[Dataset excerpts]
------------------------
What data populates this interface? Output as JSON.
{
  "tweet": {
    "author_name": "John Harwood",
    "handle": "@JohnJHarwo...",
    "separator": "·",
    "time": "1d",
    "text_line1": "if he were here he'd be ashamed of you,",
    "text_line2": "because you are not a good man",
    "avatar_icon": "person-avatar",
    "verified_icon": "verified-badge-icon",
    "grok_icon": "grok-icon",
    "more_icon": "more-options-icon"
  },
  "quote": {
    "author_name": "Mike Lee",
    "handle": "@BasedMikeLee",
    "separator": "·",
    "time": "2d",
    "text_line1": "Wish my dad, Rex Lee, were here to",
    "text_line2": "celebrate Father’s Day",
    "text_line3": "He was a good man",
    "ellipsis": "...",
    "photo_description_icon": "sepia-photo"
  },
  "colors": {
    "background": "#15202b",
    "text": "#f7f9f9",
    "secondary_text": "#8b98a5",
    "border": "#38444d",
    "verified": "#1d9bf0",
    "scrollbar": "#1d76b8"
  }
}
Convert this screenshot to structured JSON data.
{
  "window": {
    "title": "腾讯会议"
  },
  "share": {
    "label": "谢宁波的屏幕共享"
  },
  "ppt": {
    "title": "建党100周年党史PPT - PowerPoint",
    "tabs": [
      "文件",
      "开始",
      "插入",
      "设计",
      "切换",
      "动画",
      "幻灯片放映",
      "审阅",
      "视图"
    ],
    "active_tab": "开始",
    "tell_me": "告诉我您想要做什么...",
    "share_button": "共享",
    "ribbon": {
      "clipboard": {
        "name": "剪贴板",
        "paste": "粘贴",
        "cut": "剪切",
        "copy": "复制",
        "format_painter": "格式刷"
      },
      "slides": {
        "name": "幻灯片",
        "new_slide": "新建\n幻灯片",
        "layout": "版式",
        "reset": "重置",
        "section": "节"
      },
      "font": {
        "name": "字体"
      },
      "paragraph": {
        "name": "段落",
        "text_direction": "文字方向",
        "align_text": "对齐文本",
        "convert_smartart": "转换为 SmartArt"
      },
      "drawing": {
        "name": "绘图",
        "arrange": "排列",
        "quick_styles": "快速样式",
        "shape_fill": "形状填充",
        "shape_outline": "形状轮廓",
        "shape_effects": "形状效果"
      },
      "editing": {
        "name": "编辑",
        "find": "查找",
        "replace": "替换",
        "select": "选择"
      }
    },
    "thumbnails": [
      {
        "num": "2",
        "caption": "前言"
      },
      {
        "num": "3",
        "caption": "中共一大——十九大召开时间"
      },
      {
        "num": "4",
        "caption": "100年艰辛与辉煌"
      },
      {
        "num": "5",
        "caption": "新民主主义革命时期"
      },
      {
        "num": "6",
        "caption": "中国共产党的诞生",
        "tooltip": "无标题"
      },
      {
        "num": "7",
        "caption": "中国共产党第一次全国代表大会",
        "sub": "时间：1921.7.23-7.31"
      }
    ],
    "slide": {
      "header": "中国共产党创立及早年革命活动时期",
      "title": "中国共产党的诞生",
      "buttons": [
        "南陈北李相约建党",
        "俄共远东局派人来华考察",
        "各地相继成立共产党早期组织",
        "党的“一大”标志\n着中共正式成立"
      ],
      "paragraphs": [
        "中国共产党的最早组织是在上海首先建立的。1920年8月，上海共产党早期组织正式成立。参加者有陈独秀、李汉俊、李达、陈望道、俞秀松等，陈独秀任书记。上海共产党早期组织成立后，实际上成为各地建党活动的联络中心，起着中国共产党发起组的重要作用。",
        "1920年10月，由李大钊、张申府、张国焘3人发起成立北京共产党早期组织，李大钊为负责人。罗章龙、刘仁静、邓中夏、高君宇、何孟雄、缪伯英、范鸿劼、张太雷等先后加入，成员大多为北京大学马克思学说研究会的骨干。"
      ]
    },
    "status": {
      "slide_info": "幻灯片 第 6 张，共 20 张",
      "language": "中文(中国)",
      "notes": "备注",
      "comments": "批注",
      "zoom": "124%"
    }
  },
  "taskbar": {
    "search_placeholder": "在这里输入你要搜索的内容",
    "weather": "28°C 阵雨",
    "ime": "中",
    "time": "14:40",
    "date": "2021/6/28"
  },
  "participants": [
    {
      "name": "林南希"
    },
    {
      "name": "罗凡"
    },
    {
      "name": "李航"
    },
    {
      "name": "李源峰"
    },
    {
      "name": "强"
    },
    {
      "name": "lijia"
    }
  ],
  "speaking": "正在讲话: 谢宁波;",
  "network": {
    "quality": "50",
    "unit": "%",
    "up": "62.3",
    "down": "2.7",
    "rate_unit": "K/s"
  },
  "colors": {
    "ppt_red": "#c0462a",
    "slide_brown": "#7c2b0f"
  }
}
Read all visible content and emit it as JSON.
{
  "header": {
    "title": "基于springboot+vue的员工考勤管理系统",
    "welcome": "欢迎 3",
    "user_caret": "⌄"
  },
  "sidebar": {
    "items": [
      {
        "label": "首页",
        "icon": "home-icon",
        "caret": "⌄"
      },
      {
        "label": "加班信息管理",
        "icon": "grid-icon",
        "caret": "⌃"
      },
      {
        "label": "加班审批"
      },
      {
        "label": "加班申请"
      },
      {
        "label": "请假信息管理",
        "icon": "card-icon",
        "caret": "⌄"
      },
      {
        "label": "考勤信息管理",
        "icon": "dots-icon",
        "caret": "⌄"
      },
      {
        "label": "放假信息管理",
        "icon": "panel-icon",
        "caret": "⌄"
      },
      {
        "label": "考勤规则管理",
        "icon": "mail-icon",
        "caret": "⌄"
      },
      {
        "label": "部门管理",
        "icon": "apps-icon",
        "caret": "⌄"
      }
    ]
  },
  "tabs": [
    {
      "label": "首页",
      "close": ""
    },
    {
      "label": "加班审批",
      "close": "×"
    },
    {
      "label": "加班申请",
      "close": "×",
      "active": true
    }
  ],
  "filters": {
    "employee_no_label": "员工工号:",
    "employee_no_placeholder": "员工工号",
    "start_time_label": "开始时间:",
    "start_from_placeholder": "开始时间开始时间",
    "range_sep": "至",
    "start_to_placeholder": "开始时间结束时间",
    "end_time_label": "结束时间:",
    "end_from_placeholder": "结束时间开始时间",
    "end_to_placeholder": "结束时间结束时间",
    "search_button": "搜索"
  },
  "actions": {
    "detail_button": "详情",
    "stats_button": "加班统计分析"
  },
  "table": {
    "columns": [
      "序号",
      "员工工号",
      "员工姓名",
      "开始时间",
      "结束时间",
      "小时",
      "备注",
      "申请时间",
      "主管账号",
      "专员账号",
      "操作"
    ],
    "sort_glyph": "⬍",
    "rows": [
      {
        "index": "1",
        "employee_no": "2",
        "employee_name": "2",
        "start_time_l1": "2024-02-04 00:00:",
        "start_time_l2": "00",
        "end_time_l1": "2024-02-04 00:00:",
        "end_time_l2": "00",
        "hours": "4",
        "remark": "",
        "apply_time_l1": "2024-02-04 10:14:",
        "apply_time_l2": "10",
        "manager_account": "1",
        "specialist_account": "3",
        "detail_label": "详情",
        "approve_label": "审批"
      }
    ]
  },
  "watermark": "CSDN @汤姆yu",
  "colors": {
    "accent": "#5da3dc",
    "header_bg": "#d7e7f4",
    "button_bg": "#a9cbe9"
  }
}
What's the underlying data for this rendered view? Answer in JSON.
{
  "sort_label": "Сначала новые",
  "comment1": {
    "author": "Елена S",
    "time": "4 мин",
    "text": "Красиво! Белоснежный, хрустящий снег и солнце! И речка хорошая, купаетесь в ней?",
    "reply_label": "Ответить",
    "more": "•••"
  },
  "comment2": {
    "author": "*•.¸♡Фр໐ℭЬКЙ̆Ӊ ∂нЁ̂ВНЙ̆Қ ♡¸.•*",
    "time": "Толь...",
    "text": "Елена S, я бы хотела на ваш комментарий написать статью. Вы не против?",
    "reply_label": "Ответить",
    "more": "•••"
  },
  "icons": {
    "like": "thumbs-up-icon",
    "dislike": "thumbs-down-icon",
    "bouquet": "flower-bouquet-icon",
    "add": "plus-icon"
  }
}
------------------------
What the task asks: Write out exactly the final stretch of the records: the line containing "What's the underlying" and every line after it, through the last, and nothing else.

Exercise result:
What's the underlying data for this rendered view? Answer in JSON.
{
  "sort_label": "Сначала новые",
  "comment1": {
    "author": "Елена S",
    "time": "4 мин",
    "text": "Красиво! Белоснежный, хрустящий снег и солнце! И речка хорошая, купаетесь в ней?",
    "reply_label": "Ответить",
    "more": "•••"
  },
  "comment2": {
    "author": "*•.¸♡Фр໐ℭЬКЙ̆Ӊ ∂нЁ̂ВНЙ̆Қ ♡¸.•*",
    "time": "Толь...",
    "text": "Елена S, я бы хотела на ваш комментарий написать статью. Вы не против?",
    "reply_label": "Ответить",
    "more": "•••"
  },
  "icons": {
    "like": "thumbs-up-icon",
    "dislike": "thumbs-down-icon",
    "bouquet": "flower-bouquet-icon",
    "add": "plus-icon"
  }
}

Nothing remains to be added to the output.